■ **What is required**:
Isolate every line in the data with the string "School" and copy it.

■ **Input data**:
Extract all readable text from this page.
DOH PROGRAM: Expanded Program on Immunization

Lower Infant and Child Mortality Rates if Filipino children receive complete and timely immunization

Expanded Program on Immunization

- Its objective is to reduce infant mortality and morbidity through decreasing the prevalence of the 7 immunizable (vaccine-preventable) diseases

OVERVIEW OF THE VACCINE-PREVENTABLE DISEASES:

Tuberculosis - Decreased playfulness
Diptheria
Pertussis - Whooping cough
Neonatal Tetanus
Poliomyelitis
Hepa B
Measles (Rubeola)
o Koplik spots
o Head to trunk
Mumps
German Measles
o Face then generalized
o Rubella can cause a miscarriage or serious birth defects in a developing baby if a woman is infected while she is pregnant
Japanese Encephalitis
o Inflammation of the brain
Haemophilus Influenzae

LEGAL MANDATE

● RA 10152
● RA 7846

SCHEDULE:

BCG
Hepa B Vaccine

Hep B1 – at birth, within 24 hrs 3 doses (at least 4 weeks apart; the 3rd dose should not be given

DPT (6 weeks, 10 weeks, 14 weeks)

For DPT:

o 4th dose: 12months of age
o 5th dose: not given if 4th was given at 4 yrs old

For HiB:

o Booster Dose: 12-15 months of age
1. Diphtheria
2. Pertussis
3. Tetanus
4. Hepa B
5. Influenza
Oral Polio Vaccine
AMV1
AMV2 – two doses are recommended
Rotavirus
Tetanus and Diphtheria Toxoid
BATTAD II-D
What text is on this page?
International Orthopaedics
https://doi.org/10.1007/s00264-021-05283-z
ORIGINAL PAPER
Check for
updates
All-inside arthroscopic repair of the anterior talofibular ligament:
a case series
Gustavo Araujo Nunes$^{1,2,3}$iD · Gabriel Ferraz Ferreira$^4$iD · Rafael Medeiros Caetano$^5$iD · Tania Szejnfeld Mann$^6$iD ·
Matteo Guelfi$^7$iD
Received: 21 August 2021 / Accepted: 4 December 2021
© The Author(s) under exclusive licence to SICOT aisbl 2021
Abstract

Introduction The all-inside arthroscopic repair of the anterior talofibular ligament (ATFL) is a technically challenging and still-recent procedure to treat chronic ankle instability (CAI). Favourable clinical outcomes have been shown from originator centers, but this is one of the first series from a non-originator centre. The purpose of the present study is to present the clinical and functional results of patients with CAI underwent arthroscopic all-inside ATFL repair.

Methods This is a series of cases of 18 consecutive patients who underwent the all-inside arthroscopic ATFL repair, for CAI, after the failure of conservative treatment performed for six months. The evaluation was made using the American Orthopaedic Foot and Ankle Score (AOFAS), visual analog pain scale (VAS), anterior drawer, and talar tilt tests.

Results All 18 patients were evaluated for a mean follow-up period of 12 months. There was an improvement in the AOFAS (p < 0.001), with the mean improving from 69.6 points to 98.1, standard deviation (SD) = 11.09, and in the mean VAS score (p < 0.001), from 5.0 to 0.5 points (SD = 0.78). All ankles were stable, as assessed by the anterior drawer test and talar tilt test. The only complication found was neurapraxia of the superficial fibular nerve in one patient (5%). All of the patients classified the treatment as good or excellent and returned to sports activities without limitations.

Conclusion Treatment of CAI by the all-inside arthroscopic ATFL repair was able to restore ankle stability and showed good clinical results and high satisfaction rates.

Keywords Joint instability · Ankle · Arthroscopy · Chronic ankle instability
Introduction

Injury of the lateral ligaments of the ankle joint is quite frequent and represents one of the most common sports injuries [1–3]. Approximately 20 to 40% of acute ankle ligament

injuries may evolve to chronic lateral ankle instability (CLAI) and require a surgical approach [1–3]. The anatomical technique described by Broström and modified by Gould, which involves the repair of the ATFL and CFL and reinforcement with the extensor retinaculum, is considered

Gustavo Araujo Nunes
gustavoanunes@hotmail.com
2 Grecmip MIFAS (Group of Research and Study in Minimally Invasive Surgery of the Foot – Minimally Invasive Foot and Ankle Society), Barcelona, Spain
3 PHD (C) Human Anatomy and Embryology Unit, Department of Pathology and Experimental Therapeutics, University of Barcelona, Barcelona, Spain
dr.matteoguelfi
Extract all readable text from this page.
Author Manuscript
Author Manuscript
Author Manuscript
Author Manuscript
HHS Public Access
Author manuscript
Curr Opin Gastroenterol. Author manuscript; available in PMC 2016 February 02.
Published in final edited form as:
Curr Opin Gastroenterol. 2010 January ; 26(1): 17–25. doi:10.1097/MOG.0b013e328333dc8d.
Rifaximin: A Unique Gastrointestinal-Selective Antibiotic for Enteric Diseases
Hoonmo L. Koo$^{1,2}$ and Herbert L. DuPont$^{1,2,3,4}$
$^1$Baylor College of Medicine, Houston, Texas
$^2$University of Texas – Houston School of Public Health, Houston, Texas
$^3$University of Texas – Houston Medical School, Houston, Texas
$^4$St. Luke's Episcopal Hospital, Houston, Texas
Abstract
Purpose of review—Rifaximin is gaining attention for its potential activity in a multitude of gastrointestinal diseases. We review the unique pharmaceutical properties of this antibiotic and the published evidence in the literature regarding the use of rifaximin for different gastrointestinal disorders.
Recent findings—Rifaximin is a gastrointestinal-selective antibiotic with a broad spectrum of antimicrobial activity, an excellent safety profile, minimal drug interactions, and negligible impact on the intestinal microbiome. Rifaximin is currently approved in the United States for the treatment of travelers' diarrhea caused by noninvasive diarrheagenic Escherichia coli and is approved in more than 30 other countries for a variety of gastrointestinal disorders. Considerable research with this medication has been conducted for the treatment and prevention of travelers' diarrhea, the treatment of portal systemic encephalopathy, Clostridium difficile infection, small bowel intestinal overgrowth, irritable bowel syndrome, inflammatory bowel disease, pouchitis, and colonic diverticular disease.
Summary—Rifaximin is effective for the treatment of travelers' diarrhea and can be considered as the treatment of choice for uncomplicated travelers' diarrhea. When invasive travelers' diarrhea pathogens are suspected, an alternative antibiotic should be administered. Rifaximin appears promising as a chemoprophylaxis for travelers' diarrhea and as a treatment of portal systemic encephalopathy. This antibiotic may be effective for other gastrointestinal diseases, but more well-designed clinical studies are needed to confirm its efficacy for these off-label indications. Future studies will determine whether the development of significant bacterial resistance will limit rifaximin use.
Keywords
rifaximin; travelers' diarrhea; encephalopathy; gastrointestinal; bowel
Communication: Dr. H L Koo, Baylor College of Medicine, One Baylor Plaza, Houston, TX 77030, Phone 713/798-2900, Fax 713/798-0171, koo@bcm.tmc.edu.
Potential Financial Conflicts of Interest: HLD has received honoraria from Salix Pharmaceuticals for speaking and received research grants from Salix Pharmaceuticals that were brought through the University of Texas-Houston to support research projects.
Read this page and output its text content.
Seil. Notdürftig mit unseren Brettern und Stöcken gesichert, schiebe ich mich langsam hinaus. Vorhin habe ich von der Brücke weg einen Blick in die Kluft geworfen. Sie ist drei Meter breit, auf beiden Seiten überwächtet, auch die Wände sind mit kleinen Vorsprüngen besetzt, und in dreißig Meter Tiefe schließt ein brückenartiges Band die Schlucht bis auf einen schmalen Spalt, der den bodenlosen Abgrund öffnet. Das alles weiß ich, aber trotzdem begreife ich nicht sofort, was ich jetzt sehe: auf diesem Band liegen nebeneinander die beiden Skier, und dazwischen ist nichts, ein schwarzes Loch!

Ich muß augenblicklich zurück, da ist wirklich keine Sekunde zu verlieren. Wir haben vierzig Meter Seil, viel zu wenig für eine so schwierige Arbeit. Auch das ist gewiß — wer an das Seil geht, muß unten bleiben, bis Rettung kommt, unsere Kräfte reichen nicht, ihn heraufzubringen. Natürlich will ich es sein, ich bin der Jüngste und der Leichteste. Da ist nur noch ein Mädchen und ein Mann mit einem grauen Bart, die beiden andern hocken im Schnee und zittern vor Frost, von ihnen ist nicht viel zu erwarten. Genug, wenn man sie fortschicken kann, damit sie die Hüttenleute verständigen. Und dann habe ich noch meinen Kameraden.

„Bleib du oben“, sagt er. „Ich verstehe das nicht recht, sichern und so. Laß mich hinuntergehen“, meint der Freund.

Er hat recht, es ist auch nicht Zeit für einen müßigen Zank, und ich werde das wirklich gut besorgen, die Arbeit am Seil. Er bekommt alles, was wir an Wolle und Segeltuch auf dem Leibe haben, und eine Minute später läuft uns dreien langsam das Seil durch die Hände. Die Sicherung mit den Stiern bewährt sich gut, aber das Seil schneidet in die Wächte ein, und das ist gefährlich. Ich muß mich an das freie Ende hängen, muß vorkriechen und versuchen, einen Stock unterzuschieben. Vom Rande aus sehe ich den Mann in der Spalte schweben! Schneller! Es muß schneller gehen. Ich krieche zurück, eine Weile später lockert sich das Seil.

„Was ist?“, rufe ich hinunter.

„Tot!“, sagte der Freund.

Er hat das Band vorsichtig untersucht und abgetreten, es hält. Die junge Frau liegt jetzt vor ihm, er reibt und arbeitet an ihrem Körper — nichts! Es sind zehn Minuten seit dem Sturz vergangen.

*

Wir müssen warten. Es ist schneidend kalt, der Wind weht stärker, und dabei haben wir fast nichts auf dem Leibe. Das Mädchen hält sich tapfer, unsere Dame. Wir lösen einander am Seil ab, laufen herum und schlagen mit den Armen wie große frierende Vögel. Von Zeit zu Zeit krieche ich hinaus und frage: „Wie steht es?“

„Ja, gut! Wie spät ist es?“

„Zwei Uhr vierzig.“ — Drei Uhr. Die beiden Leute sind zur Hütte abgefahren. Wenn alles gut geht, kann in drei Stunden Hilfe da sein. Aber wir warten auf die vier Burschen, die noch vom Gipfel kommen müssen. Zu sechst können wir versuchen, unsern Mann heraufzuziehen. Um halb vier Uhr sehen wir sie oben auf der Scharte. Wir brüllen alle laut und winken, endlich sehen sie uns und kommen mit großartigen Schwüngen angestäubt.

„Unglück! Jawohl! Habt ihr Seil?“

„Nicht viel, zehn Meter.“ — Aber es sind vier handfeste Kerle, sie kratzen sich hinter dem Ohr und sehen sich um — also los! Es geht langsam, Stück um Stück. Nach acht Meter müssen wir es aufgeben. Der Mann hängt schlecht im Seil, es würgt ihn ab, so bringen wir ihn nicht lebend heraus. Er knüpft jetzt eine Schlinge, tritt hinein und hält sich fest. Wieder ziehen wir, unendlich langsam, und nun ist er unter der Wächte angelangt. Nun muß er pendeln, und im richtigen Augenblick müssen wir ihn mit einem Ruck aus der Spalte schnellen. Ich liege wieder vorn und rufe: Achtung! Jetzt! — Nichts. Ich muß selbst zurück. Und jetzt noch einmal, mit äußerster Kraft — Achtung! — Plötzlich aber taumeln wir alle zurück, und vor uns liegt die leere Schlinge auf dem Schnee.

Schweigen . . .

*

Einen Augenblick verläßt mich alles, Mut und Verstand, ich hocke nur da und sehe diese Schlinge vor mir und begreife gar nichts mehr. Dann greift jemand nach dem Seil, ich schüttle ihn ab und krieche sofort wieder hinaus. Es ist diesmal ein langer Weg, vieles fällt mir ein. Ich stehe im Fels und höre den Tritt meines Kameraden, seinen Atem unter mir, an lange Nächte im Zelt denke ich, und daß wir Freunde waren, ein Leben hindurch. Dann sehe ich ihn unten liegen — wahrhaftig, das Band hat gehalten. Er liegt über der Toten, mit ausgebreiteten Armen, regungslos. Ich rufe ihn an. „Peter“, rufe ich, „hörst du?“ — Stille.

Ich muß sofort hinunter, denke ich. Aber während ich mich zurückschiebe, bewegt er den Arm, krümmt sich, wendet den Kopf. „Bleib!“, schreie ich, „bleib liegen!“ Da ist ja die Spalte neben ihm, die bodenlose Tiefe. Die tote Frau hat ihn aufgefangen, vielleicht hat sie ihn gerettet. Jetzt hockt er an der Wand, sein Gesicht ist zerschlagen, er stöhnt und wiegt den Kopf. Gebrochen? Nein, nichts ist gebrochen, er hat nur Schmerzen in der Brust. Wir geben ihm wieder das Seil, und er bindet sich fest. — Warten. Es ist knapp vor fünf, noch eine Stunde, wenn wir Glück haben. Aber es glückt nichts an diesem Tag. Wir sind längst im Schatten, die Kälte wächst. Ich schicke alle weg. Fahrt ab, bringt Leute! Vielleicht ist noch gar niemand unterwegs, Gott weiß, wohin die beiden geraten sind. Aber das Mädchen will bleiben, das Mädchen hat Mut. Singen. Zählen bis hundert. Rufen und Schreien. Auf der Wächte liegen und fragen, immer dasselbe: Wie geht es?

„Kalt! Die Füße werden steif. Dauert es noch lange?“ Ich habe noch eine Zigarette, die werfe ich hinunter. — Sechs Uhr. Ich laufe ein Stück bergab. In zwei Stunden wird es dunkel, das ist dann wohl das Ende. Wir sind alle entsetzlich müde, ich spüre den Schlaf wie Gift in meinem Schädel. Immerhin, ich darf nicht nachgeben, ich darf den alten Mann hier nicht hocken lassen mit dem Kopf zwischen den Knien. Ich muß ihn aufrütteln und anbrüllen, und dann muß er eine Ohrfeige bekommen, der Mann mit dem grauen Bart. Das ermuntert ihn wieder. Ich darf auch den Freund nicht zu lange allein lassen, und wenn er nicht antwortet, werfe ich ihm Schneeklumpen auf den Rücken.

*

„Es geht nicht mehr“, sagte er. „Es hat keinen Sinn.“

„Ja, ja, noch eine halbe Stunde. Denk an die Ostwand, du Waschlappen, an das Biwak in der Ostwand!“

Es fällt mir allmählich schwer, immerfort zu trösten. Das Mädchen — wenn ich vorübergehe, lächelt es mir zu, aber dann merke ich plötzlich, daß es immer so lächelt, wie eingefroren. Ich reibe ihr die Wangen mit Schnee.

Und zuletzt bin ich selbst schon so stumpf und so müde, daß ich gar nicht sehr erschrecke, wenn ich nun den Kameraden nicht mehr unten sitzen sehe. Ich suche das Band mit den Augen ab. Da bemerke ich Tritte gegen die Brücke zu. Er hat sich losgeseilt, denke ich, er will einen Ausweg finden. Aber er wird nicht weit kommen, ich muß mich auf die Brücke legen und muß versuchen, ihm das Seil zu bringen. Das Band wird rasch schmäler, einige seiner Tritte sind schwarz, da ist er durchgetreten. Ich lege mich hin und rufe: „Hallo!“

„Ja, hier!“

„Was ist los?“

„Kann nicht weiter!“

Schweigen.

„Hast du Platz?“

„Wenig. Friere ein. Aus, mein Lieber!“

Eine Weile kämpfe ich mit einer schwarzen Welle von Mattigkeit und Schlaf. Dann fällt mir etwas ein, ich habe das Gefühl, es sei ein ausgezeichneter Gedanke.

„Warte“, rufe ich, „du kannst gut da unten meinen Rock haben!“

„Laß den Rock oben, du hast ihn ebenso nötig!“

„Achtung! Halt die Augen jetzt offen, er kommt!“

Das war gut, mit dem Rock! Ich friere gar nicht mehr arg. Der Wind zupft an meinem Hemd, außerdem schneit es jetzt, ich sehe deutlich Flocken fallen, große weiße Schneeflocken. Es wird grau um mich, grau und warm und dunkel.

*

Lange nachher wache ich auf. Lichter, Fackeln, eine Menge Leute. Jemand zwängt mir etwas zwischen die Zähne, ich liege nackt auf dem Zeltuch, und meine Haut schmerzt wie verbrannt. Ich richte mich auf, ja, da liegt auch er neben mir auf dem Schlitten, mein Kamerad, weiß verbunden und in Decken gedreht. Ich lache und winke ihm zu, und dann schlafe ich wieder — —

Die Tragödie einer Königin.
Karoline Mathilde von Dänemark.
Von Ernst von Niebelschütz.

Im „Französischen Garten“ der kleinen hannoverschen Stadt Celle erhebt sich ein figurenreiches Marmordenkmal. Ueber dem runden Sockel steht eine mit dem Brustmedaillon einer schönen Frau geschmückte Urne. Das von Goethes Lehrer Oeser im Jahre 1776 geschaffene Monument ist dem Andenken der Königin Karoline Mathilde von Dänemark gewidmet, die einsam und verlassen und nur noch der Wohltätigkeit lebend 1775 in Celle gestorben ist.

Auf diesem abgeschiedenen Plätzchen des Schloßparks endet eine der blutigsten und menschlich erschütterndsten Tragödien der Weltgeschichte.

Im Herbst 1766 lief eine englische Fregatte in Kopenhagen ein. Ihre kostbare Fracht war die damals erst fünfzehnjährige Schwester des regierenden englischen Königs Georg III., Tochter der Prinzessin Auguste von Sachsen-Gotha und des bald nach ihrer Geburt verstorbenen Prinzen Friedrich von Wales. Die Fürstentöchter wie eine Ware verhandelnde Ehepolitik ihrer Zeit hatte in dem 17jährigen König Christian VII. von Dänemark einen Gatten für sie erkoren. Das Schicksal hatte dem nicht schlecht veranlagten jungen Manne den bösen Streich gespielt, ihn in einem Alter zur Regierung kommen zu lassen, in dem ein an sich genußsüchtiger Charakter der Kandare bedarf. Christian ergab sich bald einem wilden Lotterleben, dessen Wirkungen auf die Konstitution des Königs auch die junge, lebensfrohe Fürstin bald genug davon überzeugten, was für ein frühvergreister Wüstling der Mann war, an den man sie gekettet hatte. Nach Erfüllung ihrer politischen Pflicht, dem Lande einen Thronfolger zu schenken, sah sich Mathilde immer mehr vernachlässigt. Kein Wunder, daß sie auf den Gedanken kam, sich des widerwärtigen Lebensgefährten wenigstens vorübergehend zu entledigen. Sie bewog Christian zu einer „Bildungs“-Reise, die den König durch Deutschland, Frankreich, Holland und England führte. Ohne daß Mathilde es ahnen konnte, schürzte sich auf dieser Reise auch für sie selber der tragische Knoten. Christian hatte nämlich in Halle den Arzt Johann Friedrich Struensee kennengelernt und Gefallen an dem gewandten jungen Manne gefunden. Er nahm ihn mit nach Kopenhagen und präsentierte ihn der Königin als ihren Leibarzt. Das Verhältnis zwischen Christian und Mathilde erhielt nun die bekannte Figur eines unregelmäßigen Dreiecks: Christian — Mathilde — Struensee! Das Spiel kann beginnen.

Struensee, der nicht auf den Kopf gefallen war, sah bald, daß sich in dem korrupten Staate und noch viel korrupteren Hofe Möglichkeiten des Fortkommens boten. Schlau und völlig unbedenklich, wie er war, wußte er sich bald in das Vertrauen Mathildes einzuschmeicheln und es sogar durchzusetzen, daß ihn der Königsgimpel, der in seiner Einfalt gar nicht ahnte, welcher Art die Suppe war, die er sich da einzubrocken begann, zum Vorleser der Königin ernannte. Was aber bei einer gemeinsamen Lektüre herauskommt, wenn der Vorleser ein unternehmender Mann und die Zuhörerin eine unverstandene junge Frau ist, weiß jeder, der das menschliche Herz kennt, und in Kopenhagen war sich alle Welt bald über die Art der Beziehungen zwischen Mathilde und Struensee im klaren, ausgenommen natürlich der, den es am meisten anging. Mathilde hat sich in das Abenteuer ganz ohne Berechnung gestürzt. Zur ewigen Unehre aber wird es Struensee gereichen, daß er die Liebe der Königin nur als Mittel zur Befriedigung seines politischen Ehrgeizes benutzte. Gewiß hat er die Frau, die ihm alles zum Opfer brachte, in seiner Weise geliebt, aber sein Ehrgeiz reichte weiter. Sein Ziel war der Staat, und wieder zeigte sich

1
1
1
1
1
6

■ **Answer space**:
$^2$University of Texas – Houston School of Public Health, Houston, Texas
$^3$University of Texas – Houston Medical School, Houston, Texas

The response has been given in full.